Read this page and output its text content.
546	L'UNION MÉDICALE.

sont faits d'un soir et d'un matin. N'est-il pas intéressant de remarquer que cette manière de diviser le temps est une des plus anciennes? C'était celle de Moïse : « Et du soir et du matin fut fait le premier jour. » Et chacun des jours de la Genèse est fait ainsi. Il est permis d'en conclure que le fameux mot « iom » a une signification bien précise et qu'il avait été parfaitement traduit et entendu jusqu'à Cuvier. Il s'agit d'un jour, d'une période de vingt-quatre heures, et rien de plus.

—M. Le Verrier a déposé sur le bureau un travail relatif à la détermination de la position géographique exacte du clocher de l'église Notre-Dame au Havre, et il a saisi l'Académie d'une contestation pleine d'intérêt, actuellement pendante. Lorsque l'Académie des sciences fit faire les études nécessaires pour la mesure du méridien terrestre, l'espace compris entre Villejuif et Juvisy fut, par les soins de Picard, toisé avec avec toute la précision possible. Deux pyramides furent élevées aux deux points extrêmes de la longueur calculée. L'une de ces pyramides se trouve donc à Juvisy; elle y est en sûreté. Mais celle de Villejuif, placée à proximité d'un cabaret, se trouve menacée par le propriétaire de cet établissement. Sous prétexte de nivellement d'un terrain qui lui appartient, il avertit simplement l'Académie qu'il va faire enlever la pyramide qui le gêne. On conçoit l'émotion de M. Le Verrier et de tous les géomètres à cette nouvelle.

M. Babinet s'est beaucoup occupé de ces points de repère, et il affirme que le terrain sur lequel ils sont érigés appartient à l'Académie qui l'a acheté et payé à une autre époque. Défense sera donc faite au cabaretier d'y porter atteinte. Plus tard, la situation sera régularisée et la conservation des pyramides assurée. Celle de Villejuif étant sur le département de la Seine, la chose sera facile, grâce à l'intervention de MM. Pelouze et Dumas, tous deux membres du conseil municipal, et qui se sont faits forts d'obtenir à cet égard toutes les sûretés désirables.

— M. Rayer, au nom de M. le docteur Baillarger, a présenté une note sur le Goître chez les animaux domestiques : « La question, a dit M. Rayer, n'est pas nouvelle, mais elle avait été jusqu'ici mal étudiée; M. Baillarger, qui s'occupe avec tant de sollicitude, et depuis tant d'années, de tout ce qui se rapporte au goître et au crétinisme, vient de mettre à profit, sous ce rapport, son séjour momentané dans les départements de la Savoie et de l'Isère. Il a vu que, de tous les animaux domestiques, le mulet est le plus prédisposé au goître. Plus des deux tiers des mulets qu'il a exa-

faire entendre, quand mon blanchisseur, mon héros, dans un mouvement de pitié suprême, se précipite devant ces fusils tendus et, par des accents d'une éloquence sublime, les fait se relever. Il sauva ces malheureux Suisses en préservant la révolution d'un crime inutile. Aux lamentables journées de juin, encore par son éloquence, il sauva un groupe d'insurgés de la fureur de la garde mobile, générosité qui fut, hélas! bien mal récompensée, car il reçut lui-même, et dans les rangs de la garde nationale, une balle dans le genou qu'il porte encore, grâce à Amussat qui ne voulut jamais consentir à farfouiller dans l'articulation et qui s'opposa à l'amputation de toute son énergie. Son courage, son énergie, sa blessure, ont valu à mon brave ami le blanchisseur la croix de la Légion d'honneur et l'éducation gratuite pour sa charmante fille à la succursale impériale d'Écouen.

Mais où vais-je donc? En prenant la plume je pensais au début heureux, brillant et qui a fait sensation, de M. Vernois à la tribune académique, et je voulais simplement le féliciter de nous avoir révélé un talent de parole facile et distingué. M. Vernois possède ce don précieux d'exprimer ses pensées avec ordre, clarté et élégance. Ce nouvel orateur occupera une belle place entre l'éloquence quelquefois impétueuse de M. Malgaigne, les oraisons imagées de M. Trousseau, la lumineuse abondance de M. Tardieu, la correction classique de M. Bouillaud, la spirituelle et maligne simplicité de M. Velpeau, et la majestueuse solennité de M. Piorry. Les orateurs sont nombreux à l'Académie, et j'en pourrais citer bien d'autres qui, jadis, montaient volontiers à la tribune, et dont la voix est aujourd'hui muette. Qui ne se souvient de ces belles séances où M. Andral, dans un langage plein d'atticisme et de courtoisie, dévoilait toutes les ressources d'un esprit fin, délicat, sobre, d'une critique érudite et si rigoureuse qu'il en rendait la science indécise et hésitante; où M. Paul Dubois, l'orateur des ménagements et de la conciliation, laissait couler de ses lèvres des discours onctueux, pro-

### [What the task asks]
How many lines of these entries hold the string "toutes"? Answer with the number alone.

### [Expected answer]
2